((

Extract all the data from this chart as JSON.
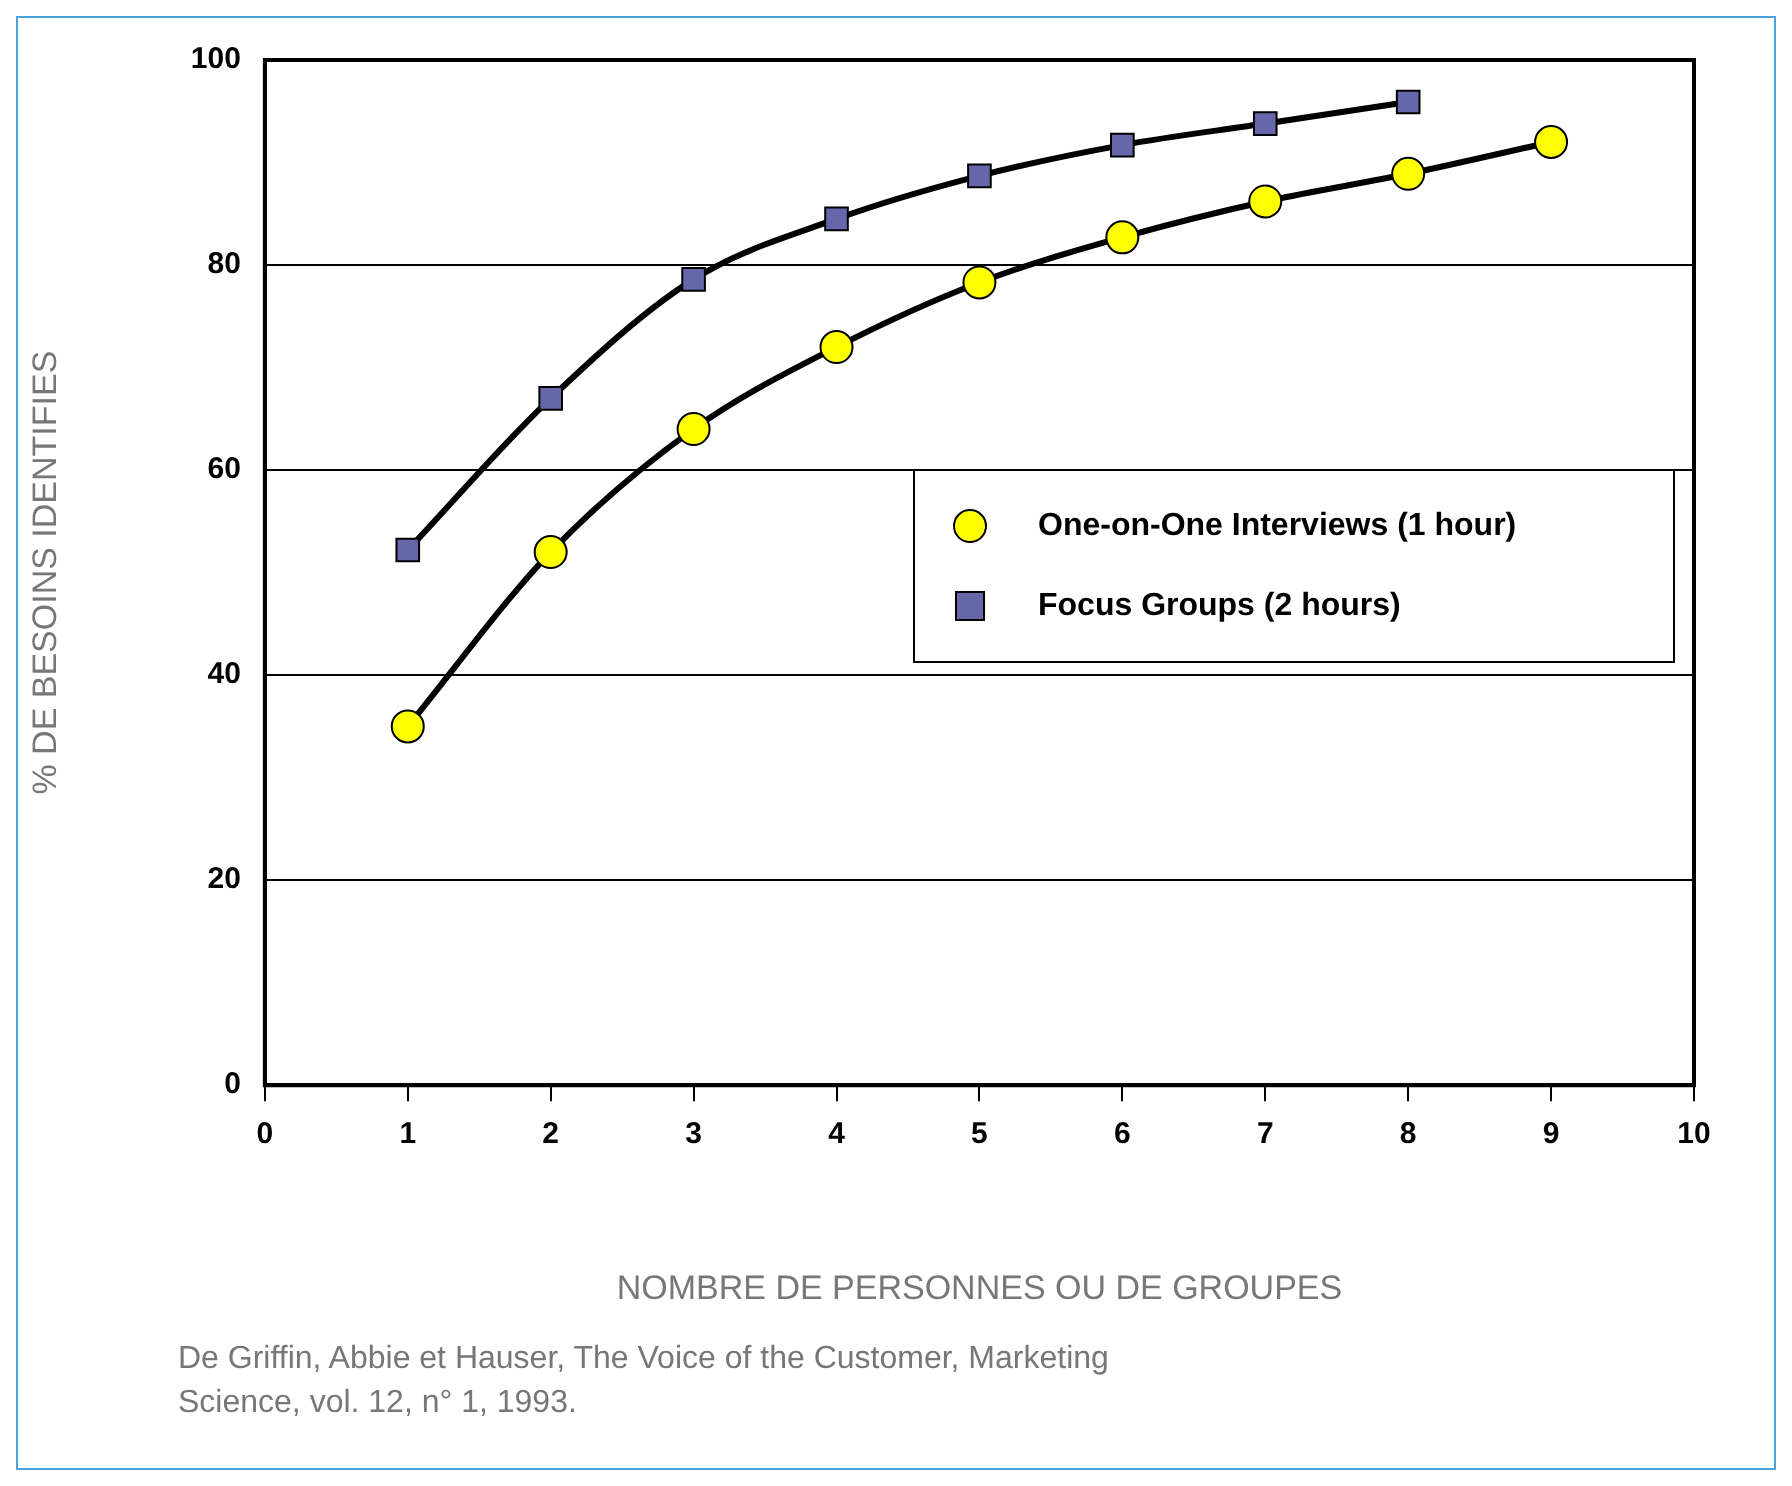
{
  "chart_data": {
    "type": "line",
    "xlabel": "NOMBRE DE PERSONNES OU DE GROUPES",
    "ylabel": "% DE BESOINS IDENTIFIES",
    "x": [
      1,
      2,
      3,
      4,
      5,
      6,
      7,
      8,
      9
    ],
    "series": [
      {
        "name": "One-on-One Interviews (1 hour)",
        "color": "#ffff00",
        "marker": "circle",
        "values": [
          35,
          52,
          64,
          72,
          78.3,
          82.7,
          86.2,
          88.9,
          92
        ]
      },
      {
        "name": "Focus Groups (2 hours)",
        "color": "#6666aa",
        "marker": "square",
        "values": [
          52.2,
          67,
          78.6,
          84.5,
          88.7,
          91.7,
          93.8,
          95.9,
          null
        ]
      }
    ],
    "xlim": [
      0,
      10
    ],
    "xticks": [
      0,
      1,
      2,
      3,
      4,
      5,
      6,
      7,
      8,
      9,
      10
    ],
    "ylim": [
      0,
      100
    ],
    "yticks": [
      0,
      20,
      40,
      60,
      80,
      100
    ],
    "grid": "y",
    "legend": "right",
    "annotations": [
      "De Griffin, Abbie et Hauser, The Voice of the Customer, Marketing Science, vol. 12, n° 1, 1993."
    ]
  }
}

))
((

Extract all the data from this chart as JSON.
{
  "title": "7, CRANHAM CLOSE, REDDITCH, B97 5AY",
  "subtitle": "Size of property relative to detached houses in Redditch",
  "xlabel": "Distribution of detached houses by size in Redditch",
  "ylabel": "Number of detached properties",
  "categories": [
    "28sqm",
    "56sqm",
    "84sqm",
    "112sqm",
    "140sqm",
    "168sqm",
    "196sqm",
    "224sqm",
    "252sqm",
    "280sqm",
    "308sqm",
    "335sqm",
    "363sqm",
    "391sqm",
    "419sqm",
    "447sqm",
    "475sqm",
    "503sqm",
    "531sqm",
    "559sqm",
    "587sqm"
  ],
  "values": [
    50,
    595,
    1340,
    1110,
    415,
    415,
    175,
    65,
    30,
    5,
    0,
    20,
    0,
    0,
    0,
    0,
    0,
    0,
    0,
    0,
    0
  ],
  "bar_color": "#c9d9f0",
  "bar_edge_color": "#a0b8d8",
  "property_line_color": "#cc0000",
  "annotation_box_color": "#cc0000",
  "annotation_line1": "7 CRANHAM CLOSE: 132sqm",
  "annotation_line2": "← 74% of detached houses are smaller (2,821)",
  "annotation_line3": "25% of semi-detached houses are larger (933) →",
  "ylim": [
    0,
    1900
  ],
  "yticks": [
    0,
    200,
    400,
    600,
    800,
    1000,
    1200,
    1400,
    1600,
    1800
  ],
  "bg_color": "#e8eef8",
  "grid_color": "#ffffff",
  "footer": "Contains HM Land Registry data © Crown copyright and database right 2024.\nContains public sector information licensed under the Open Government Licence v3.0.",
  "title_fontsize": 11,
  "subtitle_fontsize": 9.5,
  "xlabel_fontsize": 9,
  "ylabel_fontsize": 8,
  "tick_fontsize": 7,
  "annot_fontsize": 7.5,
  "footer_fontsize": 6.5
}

))

Prompt -
Copy each line of the records that contains the word "right".

Task output -
    "legend": "right",
  "footer": "Contains HM Land Registry data © Crown copyright and database right 2024.\nContains public sector information licensed under the Open Government Licence v3.0.",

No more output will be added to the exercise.